Directions:
Look below. Copy each line that has "deepconv" in it.

Input data:
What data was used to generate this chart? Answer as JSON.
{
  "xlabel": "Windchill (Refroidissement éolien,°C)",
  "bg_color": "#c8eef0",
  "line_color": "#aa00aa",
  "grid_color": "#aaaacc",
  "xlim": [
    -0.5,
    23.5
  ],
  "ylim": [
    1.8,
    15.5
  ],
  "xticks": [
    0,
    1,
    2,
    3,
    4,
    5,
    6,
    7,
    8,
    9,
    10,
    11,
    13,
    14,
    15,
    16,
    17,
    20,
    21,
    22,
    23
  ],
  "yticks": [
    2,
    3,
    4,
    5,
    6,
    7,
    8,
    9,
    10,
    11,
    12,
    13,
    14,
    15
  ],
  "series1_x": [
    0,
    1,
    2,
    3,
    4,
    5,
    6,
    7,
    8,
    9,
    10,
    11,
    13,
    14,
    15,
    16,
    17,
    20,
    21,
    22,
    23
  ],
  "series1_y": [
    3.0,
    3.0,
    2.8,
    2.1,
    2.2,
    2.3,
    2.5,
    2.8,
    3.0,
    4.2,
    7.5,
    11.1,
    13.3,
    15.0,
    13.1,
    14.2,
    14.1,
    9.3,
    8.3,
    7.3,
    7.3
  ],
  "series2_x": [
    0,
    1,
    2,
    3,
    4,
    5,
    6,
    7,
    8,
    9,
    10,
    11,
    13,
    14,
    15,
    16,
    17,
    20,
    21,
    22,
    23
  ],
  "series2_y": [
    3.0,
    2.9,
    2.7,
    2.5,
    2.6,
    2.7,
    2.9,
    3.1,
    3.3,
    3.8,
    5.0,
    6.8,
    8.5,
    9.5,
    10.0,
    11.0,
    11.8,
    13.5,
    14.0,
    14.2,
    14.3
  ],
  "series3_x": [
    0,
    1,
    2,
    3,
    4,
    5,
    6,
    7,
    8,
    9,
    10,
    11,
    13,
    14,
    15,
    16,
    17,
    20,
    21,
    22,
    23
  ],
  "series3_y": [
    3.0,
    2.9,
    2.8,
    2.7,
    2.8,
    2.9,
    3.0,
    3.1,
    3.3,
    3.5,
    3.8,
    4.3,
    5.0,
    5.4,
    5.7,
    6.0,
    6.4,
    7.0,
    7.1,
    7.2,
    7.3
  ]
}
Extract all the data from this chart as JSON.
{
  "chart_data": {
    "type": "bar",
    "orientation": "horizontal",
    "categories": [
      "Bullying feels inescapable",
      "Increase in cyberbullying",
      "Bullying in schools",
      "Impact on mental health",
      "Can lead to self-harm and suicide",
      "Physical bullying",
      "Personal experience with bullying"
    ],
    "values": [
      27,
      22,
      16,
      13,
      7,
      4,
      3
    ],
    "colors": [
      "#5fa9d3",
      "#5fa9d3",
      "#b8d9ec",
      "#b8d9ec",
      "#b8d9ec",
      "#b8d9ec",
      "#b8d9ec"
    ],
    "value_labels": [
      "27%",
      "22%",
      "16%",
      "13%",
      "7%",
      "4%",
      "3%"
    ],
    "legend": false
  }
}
...
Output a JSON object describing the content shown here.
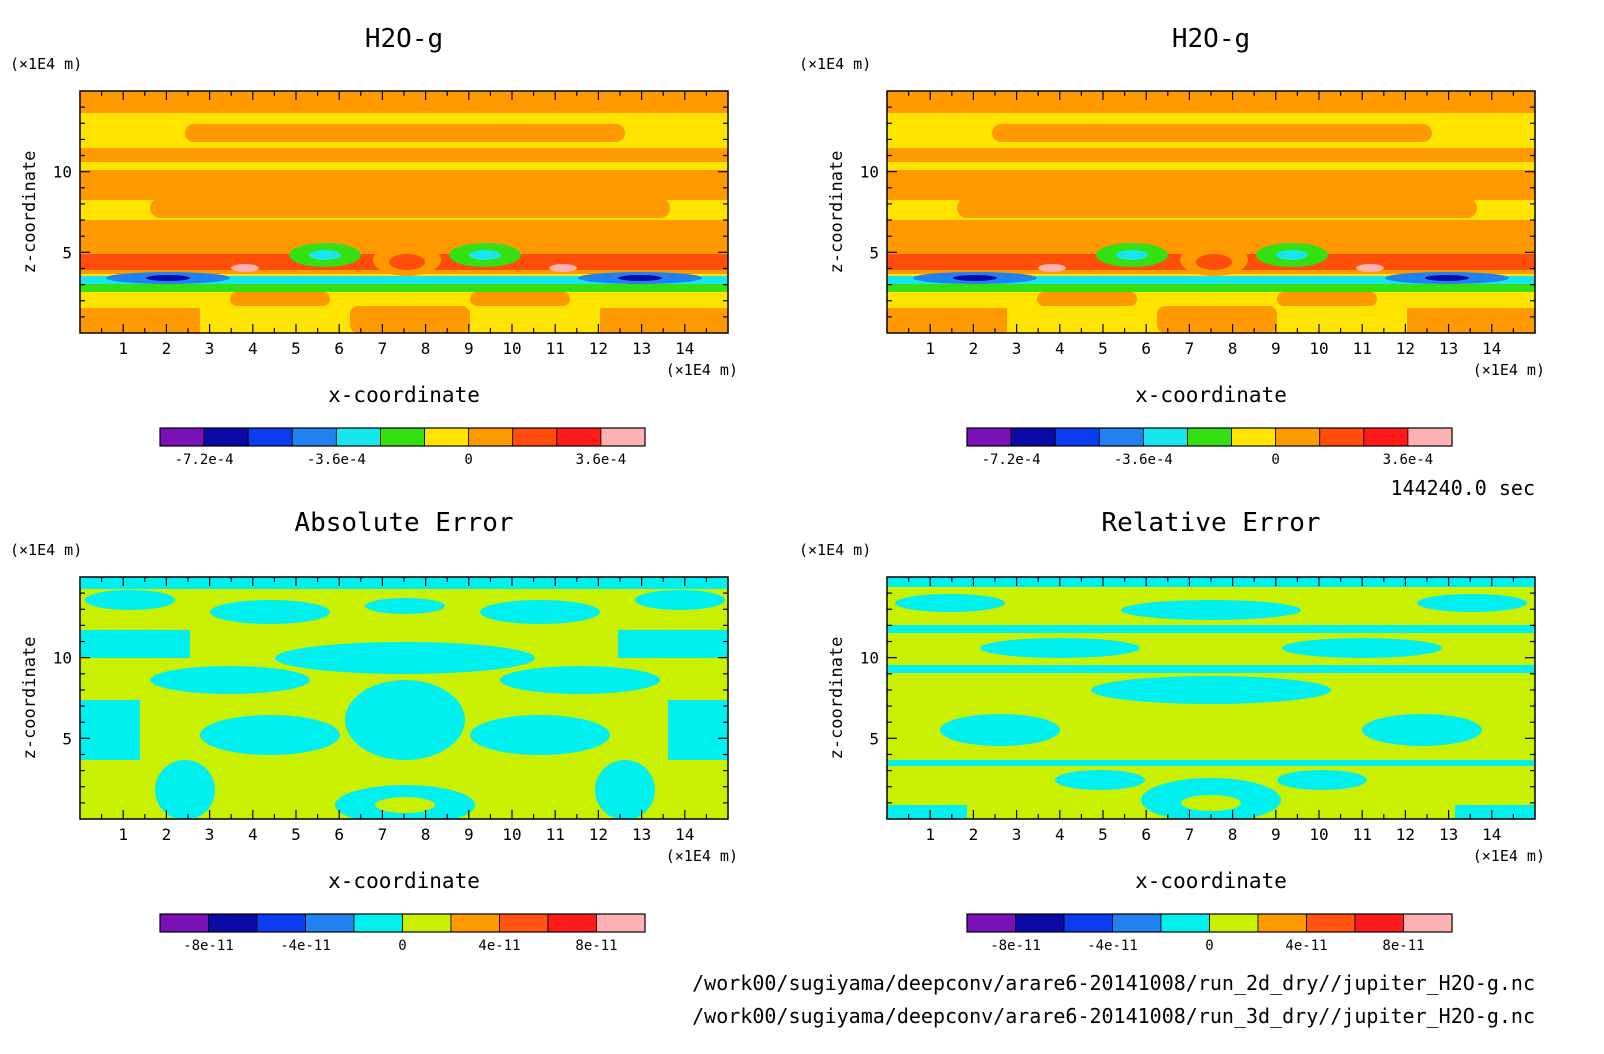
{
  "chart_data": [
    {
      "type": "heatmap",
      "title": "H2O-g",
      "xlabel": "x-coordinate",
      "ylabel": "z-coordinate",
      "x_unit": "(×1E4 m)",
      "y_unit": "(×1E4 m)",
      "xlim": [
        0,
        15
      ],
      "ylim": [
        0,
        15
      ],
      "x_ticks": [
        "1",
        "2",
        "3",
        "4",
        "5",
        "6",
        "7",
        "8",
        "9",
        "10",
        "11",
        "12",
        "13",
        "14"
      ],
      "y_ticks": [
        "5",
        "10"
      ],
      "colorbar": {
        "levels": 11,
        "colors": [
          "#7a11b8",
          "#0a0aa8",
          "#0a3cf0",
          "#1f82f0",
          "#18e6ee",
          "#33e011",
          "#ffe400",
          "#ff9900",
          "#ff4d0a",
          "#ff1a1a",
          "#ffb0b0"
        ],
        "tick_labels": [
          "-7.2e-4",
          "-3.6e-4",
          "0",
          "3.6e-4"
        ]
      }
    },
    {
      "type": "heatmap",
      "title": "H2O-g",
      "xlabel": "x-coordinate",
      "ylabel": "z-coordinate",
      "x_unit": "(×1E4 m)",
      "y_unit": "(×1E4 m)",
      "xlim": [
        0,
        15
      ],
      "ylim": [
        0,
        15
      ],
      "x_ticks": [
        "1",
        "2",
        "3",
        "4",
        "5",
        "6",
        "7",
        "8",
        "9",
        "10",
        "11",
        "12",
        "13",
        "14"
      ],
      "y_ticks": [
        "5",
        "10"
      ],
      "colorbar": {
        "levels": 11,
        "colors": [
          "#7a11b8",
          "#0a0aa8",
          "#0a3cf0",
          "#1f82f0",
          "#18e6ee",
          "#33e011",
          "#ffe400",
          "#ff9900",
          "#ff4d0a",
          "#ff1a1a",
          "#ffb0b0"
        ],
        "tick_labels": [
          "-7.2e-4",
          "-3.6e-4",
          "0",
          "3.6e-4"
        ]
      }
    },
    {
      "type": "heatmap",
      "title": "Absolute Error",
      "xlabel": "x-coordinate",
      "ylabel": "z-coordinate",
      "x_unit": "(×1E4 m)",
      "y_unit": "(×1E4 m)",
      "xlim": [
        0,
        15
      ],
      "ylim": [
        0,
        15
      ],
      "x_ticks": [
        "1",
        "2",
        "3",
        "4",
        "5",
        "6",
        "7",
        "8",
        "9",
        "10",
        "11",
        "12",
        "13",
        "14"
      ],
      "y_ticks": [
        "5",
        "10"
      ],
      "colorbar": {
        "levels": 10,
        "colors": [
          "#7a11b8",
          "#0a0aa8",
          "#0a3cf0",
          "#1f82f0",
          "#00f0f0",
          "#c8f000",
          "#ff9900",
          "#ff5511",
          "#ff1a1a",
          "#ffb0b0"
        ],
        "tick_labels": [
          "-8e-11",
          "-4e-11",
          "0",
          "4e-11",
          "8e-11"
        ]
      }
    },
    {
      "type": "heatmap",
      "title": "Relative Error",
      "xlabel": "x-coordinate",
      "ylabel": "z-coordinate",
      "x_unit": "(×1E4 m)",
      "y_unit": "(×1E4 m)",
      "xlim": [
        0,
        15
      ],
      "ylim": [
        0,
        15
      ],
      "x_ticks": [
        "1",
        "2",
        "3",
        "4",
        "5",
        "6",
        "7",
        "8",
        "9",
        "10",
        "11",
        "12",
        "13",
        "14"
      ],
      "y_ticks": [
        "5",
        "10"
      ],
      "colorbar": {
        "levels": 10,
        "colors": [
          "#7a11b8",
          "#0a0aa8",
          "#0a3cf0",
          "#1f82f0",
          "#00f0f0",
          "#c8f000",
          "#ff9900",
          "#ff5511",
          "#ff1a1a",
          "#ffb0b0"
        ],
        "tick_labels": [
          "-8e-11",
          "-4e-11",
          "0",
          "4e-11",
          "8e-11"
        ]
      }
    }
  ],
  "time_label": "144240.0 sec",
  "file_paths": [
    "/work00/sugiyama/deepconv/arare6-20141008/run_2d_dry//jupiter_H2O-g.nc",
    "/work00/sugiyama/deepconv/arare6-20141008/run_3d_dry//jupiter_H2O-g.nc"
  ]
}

Task answer:
    "/work00/sugiyama/deepconv/arare6-20141008/run_2d_dry//jupiter_H2O-g.nc",
    "/work00/sugiyama/deepconv/arare6-20141008/run_3d_dry//jupiter_H2O-g.nc"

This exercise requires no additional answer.